What needs to be done>
A faithful transcription of all the data is required.
### Given records
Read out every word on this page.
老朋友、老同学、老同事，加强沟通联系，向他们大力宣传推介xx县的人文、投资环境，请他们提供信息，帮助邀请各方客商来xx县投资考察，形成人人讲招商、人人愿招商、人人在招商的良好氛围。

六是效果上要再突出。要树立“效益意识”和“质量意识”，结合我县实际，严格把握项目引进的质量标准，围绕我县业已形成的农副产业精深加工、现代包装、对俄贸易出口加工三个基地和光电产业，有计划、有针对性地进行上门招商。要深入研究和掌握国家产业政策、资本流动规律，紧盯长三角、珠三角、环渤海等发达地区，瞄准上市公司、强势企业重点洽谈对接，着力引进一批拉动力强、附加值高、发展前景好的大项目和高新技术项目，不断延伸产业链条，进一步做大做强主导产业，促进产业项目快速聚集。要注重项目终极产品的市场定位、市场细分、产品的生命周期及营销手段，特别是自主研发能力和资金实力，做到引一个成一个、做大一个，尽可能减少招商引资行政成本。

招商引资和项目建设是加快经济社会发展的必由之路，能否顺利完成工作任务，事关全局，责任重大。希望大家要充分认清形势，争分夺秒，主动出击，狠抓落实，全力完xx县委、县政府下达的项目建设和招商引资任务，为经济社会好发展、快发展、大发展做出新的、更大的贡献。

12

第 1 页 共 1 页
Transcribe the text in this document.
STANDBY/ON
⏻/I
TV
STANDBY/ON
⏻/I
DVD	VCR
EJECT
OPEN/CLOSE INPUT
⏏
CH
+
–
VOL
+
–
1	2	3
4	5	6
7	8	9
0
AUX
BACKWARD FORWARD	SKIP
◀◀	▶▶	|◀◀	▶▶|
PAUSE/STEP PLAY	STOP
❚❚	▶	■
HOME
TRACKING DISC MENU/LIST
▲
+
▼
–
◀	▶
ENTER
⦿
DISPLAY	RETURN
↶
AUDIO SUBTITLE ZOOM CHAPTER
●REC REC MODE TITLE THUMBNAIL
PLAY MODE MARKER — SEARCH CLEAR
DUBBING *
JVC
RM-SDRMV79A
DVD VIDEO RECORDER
######
Exercise output>
Read out every word on this page.
老朋友、老同学、老同事，加强沟通联系，向他们大力宣传推介xx县的人文、投资环境，请他们提供信息，帮助邀请各方客商来xx县投资考察，形成人人讲招商、人人愿招商、人人在招商的良好氛围。

六是效果上要再突出。要树立“效益意识”和“质量意识”，结合我县实际，严格把握项目引进的质量标准，围绕我县业已形成的农副产业精深加工、现代包装、对俄贸易出口加工三个基地和光电产业，有计划、有针对性地进行上门招商。要深入研究和掌握国家产业政策、资本流动规律，紧盯长三角、珠三角、环渤海等发达地区，瞄准上市公司、强势企业重点洽谈对接，着力引进一批拉动力强、附加值高、发展前景好的大项目和高新技术项目，不断延伸产业链条，进一步做大做强主导产业，促进产业项目快速聚集。要注重项目终极产品的市场定位、市场细分、产品的生命周期及营销手段，特别是自主研发能力和资金实力，做到引一个成一个、做大一个，尽可能减少招商引资行政成本。

招商引资和项目建设是加快经济社会发展的必由之路，能否顺利完成工作任务，事关全局，责任重大。希望大家要充分认清形势，争分夺秒，主动出击，狠抓落实，全力完xx县委、县政府下达的项目建设和招商引资任务，为经济社会好发展、快发展、大发展做出新的、更大的贡献。

12

第 1 页 共 1 页
Transcribe the text in this document.
STANDBY/ON
⏻/I
TV
STANDBY/ON
⏻/I
DVD	VCR
EJECT
OPEN/CLOSE INPUT
⏏
CH
+
–
VOL
+
–
1	2	3
4	5	6
7	8	9
0
AUX
BACKWARD FORWARD	SKIP
◀◀	▶▶	|◀◀	▶▶|
PAUSE/STEP PLAY	STOP
❚❚	▶	■
HOME
TRACKING DISC MENU/LIST
▲
+
▼
–
◀	▶
ENTER
⦿
DISPLAY	RETURN
↶
AUDIO SUBTITLE ZOOM CHAPTER
●REC REC MODE TITLE THUMBNAIL
PLAY MODE MARKER — SEARCH CLEAR
DUBBING *
JVC
RM-SDRMV79A
DVD VIDEO RECORDER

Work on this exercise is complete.